EXERCISE INSTRUCTIONS: Pictures stay out of the copy; set down each line of the listing below exactly.
- - - - -
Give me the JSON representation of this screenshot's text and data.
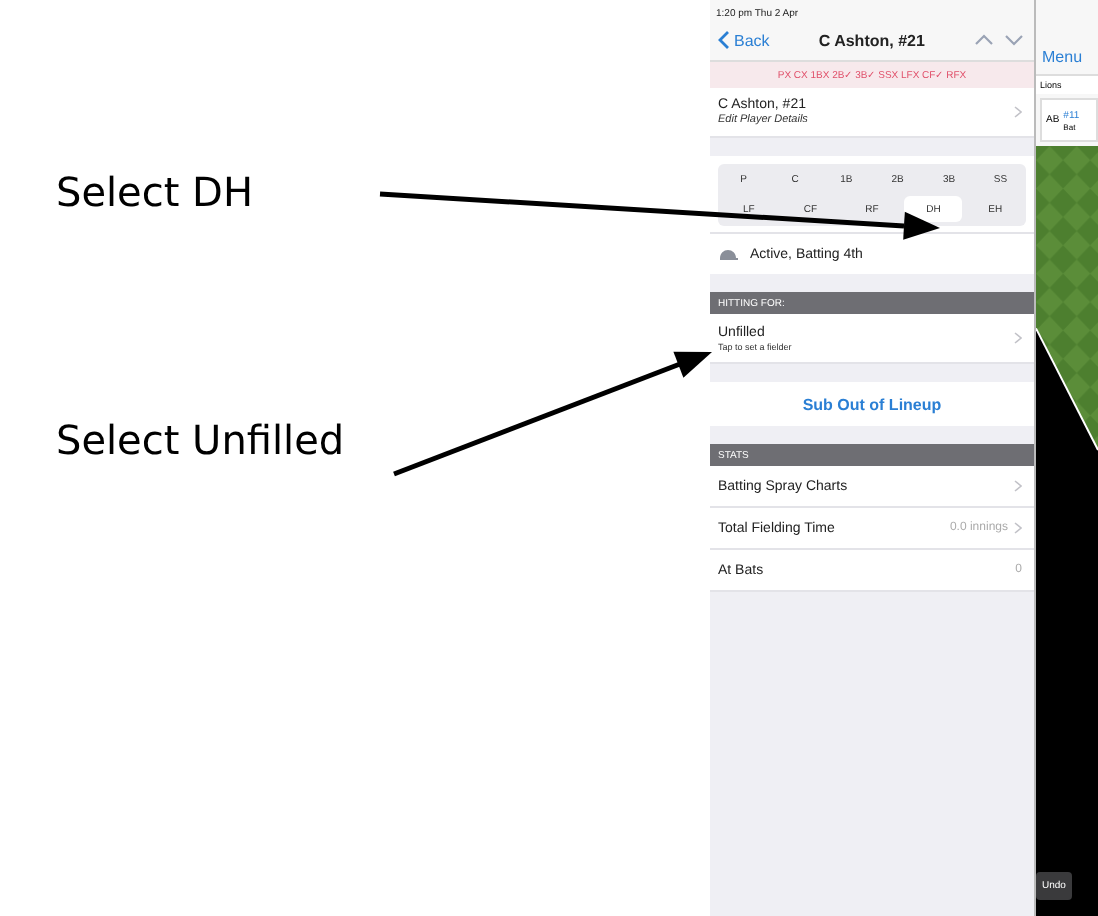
{
  "annotations": [
    {
      "text": "Select DH"
    },
    {
      "text": "Select Unfilled"
    }
  ],
  "status_bar": {
    "time": "1:20 pm  Thu 2 Apr"
  },
  "nav": {
    "back": "Back",
    "title": "C Ashton, #21"
  },
  "position_status": "PX CX 1BX 2B✓ 3B✓ SSX LFX CF✓ RFX",
  "player": {
    "name": "C Ashton, #21",
    "subtitle": "Edit Player Details"
  },
  "positions": [
    [
      {
        "label": "P",
        "selected": false
      },
      {
        "label": "C",
        "selected": false
      },
      {
        "label": "1B",
        "selected": false
      },
      {
        "label": "2B",
        "selected": false
      },
      {
        "label": "3B",
        "selected": false
      },
      {
        "label": "SS",
        "selected": false
      }
    ],
    [
      {
        "label": "LF",
        "selected": false
      },
      {
        "label": "CF",
        "selected": false
      },
      {
        "label": "RF",
        "selected": false
      },
      {
        "label": "DH",
        "selected": true
      },
      {
        "label": "EH",
        "selected": false
      }
    ]
  ],
  "status_row": {
    "text": "Active, Batting 4th"
  },
  "hitting_for": {
    "header": "HITTING FOR:",
    "title": "Unfilled",
    "subtitle": "Tap to set a fielder"
  },
  "sub_button": "Sub Out of Lineup",
  "stats": {
    "header": "STATS",
    "rows": [
      {
        "label": "Batting Spray Charts",
        "value": "",
        "disclosure": true
      },
      {
        "label": "Total Fielding Time",
        "value": "0.0 innings",
        "disclosure": true
      },
      {
        "label": "At Bats",
        "value": "0",
        "disclosure": false
      }
    ]
  },
  "side": {
    "menu": "Menu",
    "team": "Lions",
    "batter_tag": "AB",
    "batter_number": "#11",
    "batter_line": "Bat",
    "undo": "Undo"
  }
}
- - - - -
CORRECT RESULT:
Give me the JSON representation of this screenshot's text and data.
{
  "annotations": [
    {
      "text": "Select DH"
    },
    {
      "text": "Select Unfilled"
    }
  ],
  "status_bar": {
    "time": "1:20 pm  Thu 2 Apr"
  },
  "nav": {
    "back": "Back",
    "title": "C Ashton, #21"
  },
  "position_status": "PX CX 1BX 2B✓ 3B✓ SSX LFX CF✓ RFX",
  "player": {
    "name": "C Ashton, #21",
    "subtitle": "Edit Player Details"
  },
  "positions": [
    [
      {
        "label": "P",
        "selected": false
      },
      {
        "label": "C",
        "selected": false
      },
      {
        "label": "1B",
        "selected": false
      },
      {
        "label": "2B",
        "selected": false
      },
      {
        "label": "3B",
        "selected": false
      },
      {
        "label": "SS",
        "selected": false
      }
    ],
    [
      {
        "label": "LF",
        "selected": false
      },
      {
        "label": "CF",
        "selected": false
      },
      {
        "label": "RF",
        "selected": false
      },
      {
        "label": "DH",
        "selected": true
      },
      {
        "label": "EH",
        "selected": false
      }
    ]
  ],
  "status_row": {
    "text": "Active, Batting 4th"
  },
  "hitting_for": {
    "header": "HITTING FOR:",
    "title": "Unfilled",
    "subtitle": "Tap to set a fielder"
  },
  "sub_button": "Sub Out of Lineup",
  "stats": {
    "header": "STATS",
    "rows": [
      {
        "label": "Batting Spray Charts",
        "value": "",
        "disclosure": true
      },
      {
        "label": "Total Fielding Time",
        "value": "0.0 innings",
        "disclosure": true
      },
      {
        "label": "At Bats",
        "value": "0",
        "disclosure": false
      }
    ]
  },
  "side": {
    "menu": "Menu",
    "team": "Lions",
    "batter_tag": "AB",
    "batter_number": "#11",
    "batter_line": "Bat",
    "undo": "Undo"
  }
}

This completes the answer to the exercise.